- **PROBLEM DETAILS**: Repeat each line of the material below exactly as it appears, minus any pictures.

- **DATA SHOWN**:
↓

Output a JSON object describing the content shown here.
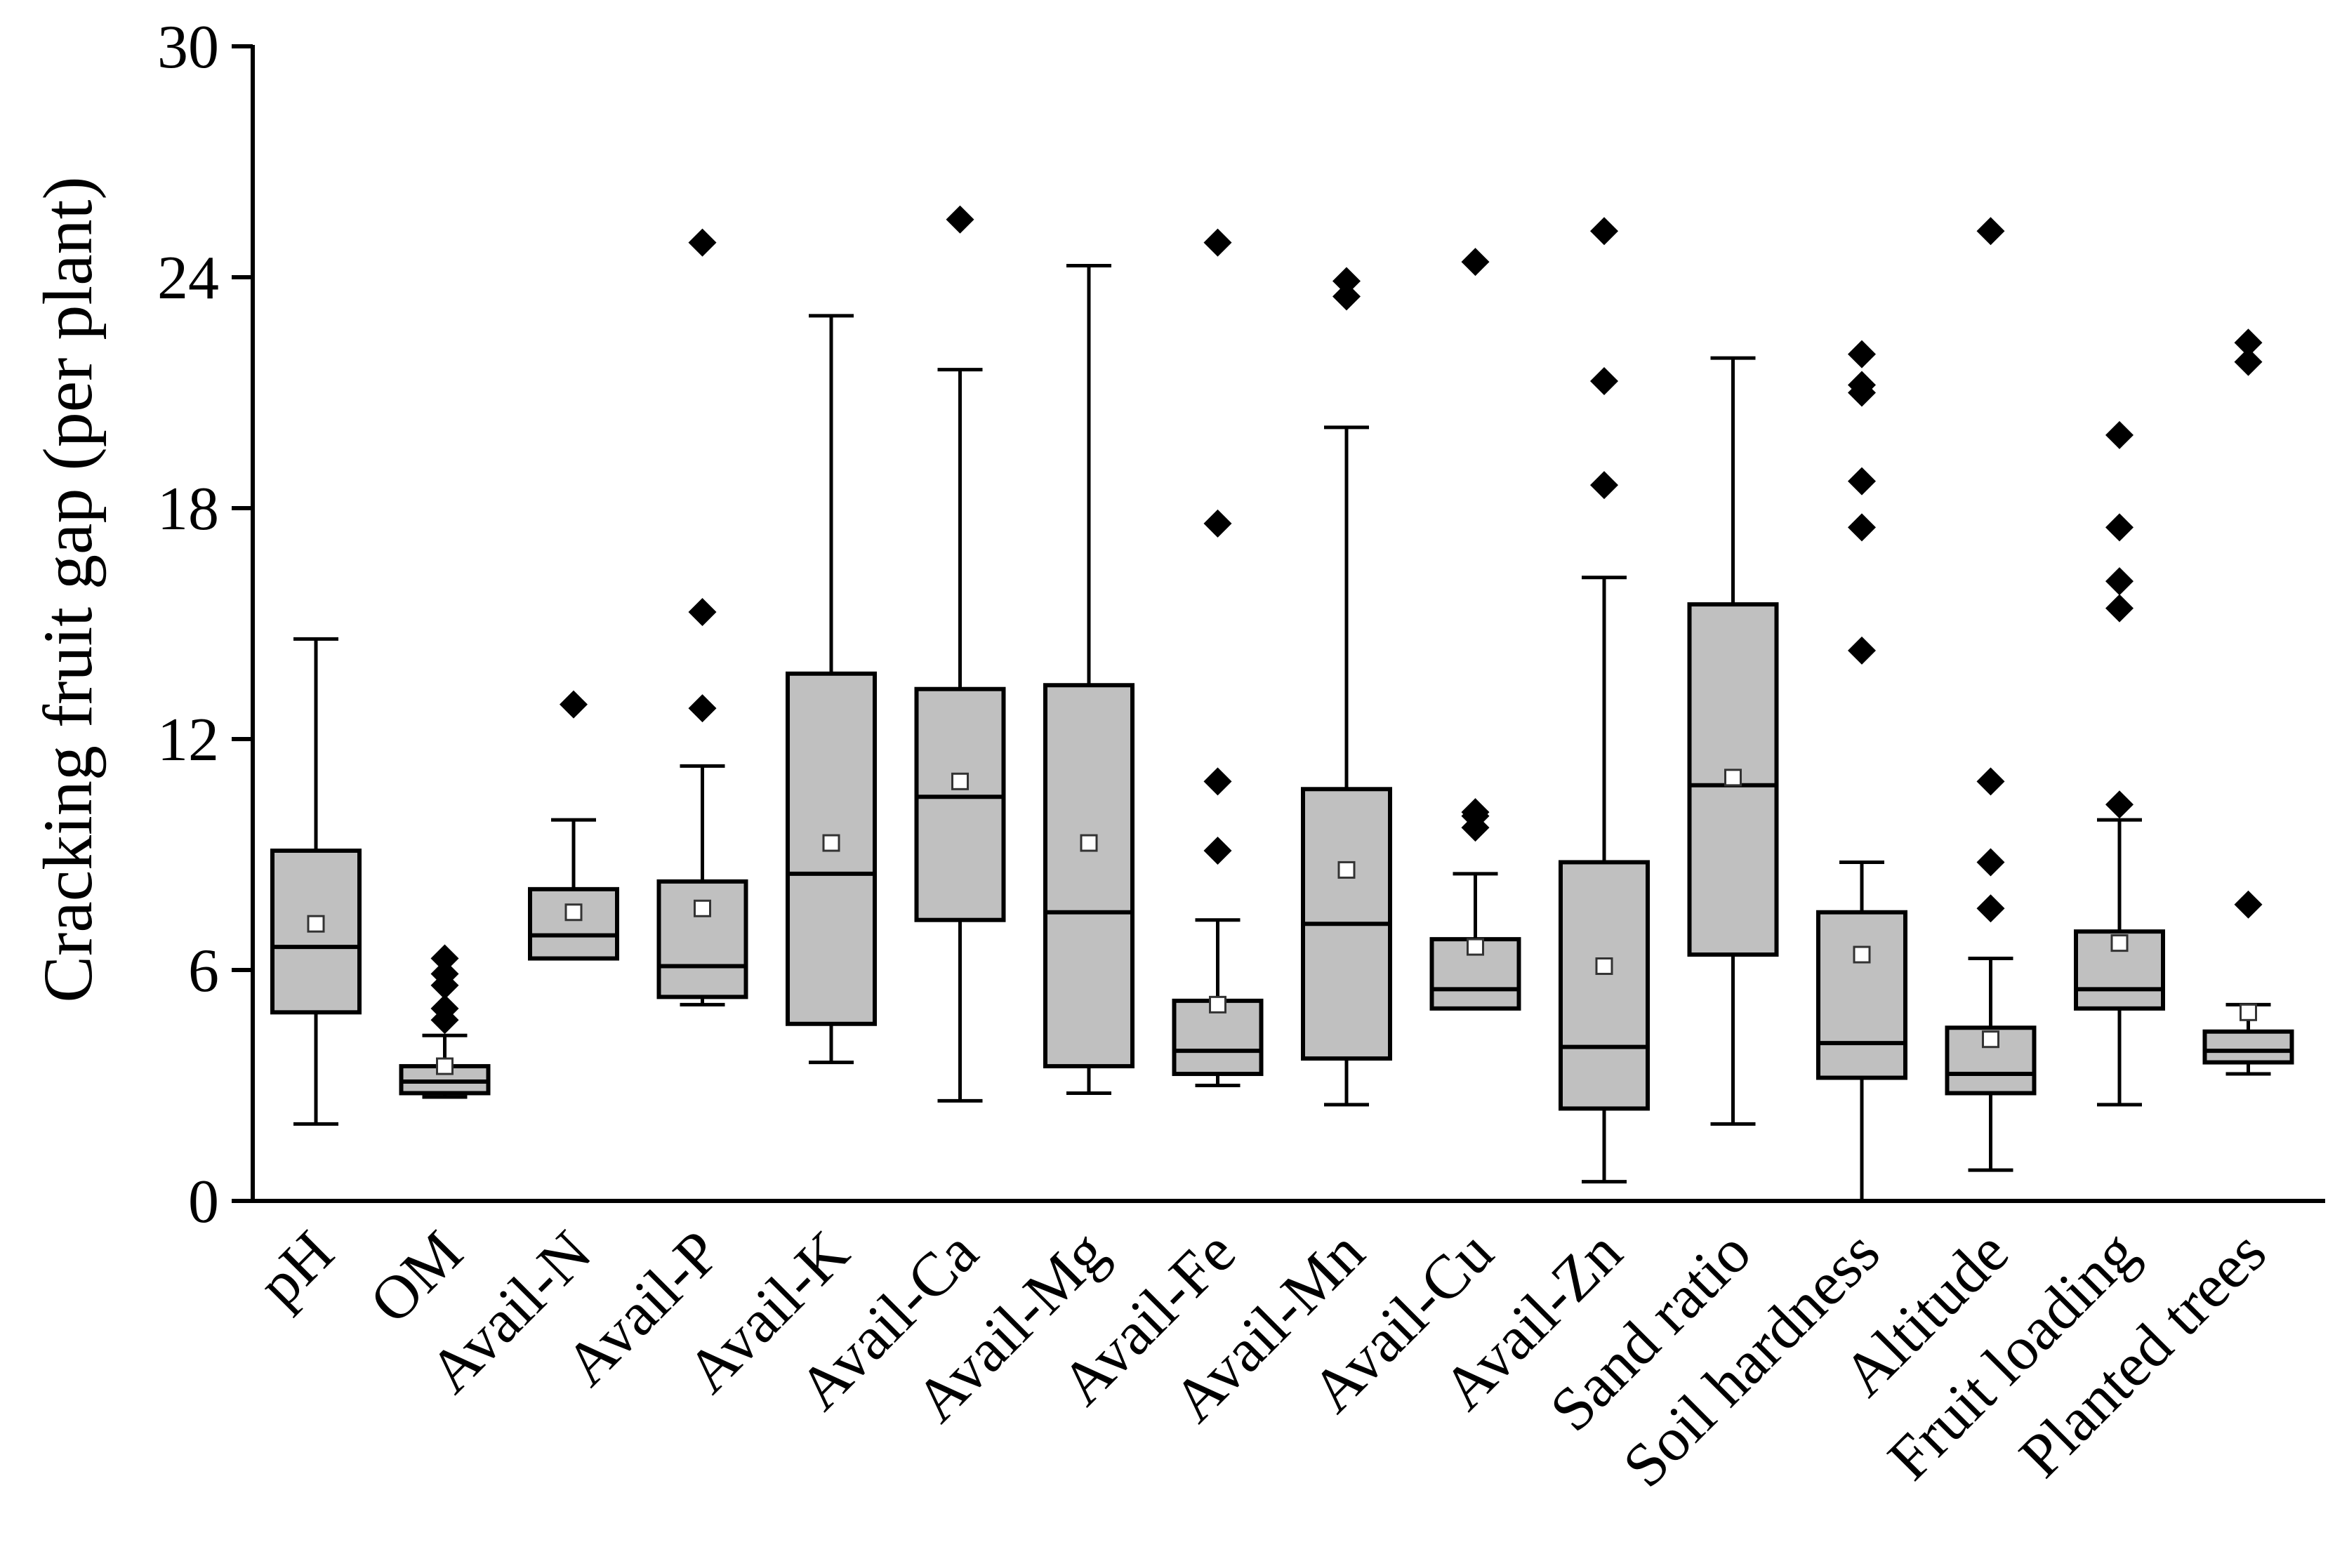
{
  "chart_data": {
    "type": "boxplot",
    "title": "",
    "xlabel": "",
    "ylabel": "Cracking fruit gap (per plant)",
    "ylim": [
      0,
      30
    ],
    "yticks": [
      0,
      6,
      12,
      18,
      24,
      30
    ],
    "grid": false,
    "colors": {
      "box_fill": "#c0c0c0",
      "stroke": "#000000",
      "mean_marker": "#ffffff"
    },
    "categories": [
      "pH",
      "OM",
      "Avail-N",
      "Avail-P",
      "Avail-K",
      "Avail-Ca",
      "Avail-Mg",
      "Avail-Fe",
      "Avail-Mn",
      "Avail-Cu",
      "Avail-Zn",
      "Sand ratio",
      "Soil hardness",
      "Altitude",
      "Fruit loading",
      "Planted trees"
    ],
    "boxes": [
      {
        "label": "pH",
        "min": 2.0,
        "q1": 4.9,
        "median": 6.6,
        "q3": 9.1,
        "max": 14.6,
        "mean": 7.2,
        "outliers": []
      },
      {
        "label": "OM",
        "min": 2.7,
        "q1": 2.8,
        "median": 3.1,
        "q3": 3.5,
        "max": 4.3,
        "mean": 3.5,
        "outliers": [
          4.7,
          5.0,
          5.6,
          5.9,
          6.3
        ]
      },
      {
        "label": "Avail-N",
        "min": 6.3,
        "q1": 6.3,
        "median": 6.9,
        "q3": 8.1,
        "max": 9.9,
        "mean": 7.5,
        "outliers": [
          12.9
        ]
      },
      {
        "label": "Avail-P",
        "min": 5.1,
        "q1": 5.3,
        "median": 6.1,
        "q3": 8.3,
        "max": 11.3,
        "mean": 7.6,
        "outliers": [
          12.8,
          15.3,
          24.9
        ]
      },
      {
        "label": "Avail-K",
        "min": 3.6,
        "q1": 4.6,
        "median": 8.5,
        "q3": 13.7,
        "max": 23.0,
        "mean": 9.3,
        "outliers": []
      },
      {
        "label": "Avail-Ca",
        "min": 2.6,
        "q1": 7.3,
        "median": 10.5,
        "q3": 13.3,
        "max": 21.6,
        "mean": 10.9,
        "outliers": [
          25.5
        ]
      },
      {
        "label": "Avail-Mg",
        "min": 2.8,
        "q1": 3.5,
        "median": 7.5,
        "q3": 13.4,
        "max": 24.3,
        "mean": 9.3,
        "outliers": []
      },
      {
        "label": "Avail-Fe",
        "min": 3.0,
        "q1": 3.3,
        "median": 3.9,
        "q3": 5.2,
        "max": 7.3,
        "mean": 5.1,
        "outliers": [
          9.1,
          10.9,
          17.6,
          24.9
        ]
      },
      {
        "label": "Avail-Mn",
        "min": 2.5,
        "q1": 3.7,
        "median": 7.2,
        "q3": 10.7,
        "max": 20.1,
        "mean": 8.6,
        "outliers": [
          23.5,
          23.9
        ]
      },
      {
        "label": "Avail-Cu",
        "min": 5.0,
        "q1": 5.0,
        "median": 5.5,
        "q3": 6.8,
        "max": 8.5,
        "mean": 6.6,
        "outliers": [
          9.7,
          10.0,
          10.1,
          24.4
        ]
      },
      {
        "label": "Avail-Zn",
        "min": 0.5,
        "q1": 2.4,
        "median": 4.0,
        "q3": 8.8,
        "max": 16.2,
        "mean": 6.1,
        "outliers": [
          18.6,
          21.3,
          25.2
        ]
      },
      {
        "label": "Sand ratio",
        "min": 2.0,
        "q1": 6.4,
        "median": 10.8,
        "q3": 15.5,
        "max": 21.9,
        "mean": 11.0,
        "outliers": []
      },
      {
        "label": "Soil hardness",
        "min": 0.0,
        "q1": 3.2,
        "median": 4.1,
        "q3": 7.5,
        "max": 8.8,
        "mean": 6.4,
        "outliers": [
          14.3,
          17.5,
          18.7,
          21.0,
          21.2,
          22.0
        ]
      },
      {
        "label": "Altitude",
        "min": 0.8,
        "q1": 2.8,
        "median": 3.3,
        "q3": 4.5,
        "max": 6.3,
        "mean": 4.2,
        "outliers": [
          7.6,
          8.8,
          10.9,
          25.2
        ]
      },
      {
        "label": "Fruit loading",
        "min": 2.5,
        "q1": 5.0,
        "median": 5.5,
        "q3": 7.0,
        "max": 9.9,
        "mean": 6.7,
        "outliers": [
          10.3,
          15.4,
          16.1,
          17.5,
          19.9
        ]
      },
      {
        "label": "Planted trees",
        "min": 3.3,
        "q1": 3.6,
        "median": 3.9,
        "q3": 4.4,
        "max": 5.1,
        "mean": 4.9,
        "outliers": [
          7.7,
          21.8,
          22.3
        ]
      }
    ]
  }
}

↑

- **EXERCISE OUTPUT**:
Output a JSON object describing the content shown here.
{
  "chart_data": {
    "type": "boxplot",
    "title": "",
    "xlabel": "",
    "ylabel": "Cracking fruit gap (per plant)",
    "ylim": [
      0,
      30
    ],
    "yticks": [
      0,
      6,
      12,
      18,
      24,
      30
    ],
    "grid": false,
    "colors": {
      "box_fill": "#c0c0c0",
      "stroke": "#000000",
      "mean_marker": "#ffffff"
    },
    "categories": [
      "pH",
      "OM",
      "Avail-N",
      "Avail-P",
      "Avail-K",
      "Avail-Ca",
      "Avail-Mg",
      "Avail-Fe",
      "Avail-Mn",
      "Avail-Cu",
      "Avail-Zn",
      "Sand ratio",
      "Soil hardness",
      "Altitude",
      "Fruit loading",
      "Planted trees"
    ],
    "boxes": [
      {
        "label": "pH",
        "min": 2.0,
        "q1": 4.9,
        "median": 6.6,
        "q3": 9.1,
        "max": 14.6,
        "mean": 7.2,
        "outliers": []
      },
      {
        "label": "OM",
        "min": 2.7,
        "q1": 2.8,
        "median": 3.1,
        "q3": 3.5,
        "max": 4.3,
        "mean": 3.5,
        "outliers": [
          4.7,
          5.0,
          5.6,
          5.9,
          6.3
        ]
      },
      {
        "label": "Avail-N",
        "min": 6.3,
        "q1": 6.3,
        "median": 6.9,
        "q3": 8.1,
        "max": 9.9,
        "mean": 7.5,
        "outliers": [
          12.9
        ]
      },
      {
        "label": "Avail-P",
        "min": 5.1,
        "q1": 5.3,
        "median": 6.1,
        "q3": 8.3,
        "max": 11.3,
        "mean": 7.6,
        "outliers": [
          12.8,
          15.3,
          24.9
        ]
      },
      {
        "label": "Avail-K",
        "min": 3.6,
        "q1": 4.6,
        "median": 8.5,
        "q3": 13.7,
        "max": 23.0,
        "mean": 9.3,
        "outliers": []
      },
      {
        "label": "Avail-Ca",
        "min": 2.6,
        "q1": 7.3,
        "median": 10.5,
        "q3": 13.3,
        "max": 21.6,
        "mean": 10.9,
        "outliers": [
          25.5
        ]
      },
      {
        "label": "Avail-Mg",
        "min": 2.8,
        "q1": 3.5,
        "median": 7.5,
        "q3": 13.4,
        "max": 24.3,
        "mean": 9.3,
        "outliers": []
      },
      {
        "label": "Avail-Fe",
        "min": 3.0,
        "q1": 3.3,
        "median": 3.9,
        "q3": 5.2,
        "max": 7.3,
        "mean": 5.1,
        "outliers": [
          9.1,
          10.9,
          17.6,
          24.9
        ]
      },
      {
        "label": "Avail-Mn",
        "min": 2.5,
        "q1": 3.7,
        "median": 7.2,
        "q3": 10.7,
        "max": 20.1,
        "mean": 8.6,
        "outliers": [
          23.5,
          23.9
        ]
      },
      {
        "label": "Avail-Cu",
        "min": 5.0,
        "q1": 5.0,
        "median": 5.5,
        "q3": 6.8,
        "max": 8.5,
        "mean": 6.6,
        "outliers": [
          9.7,
          10.0,
          10.1,
          24.4
        ]
      },
      {
        "label": "Avail-Zn",
        "min": 0.5,
        "q1": 2.4,
        "median": 4.0,
        "q3": 8.8,
        "max": 16.2,
        "mean": 6.1,
        "outliers": [
          18.6,
          21.3,
          25.2
        ]
      },
      {
        "label": "Sand ratio",
        "min": 2.0,
        "q1": 6.4,
        "median": 10.8,
        "q3": 15.5,
        "max": 21.9,
        "mean": 11.0,
        "outliers": []
      },
      {
        "label": "Soil hardness",
        "min": 0.0,
        "q1": 3.2,
        "median": 4.1,
        "q3": 7.5,
        "max": 8.8,
        "mean": 6.4,
        "outliers": [
          14.3,
          17.5,
          18.7,
          21.0,
          21.2,
          22.0
        ]
      },
      {
        "label": "Altitude",
        "min": 0.8,
        "q1": 2.8,
        "median": 3.3,
        "q3": 4.5,
        "max": 6.3,
        "mean": 4.2,
        "outliers": [
          7.6,
          8.8,
          10.9,
          25.2
        ]
      },
      {
        "label": "Fruit loading",
        "min": 2.5,
        "q1": 5.0,
        "median": 5.5,
        "q3": 7.0,
        "max": 9.9,
        "mean": 6.7,
        "outliers": [
          10.3,
          15.4,
          16.1,
          17.5,
          19.9
        ]
      },
      {
        "label": "Planted trees",
        "min": 3.3,
        "q1": 3.6,
        "median": 3.9,
        "q3": 4.4,
        "max": 5.1,
        "mean": 4.9,
        "outliers": [
          7.7,
          21.8,
          22.3
        ]
      }
    ]
  }
}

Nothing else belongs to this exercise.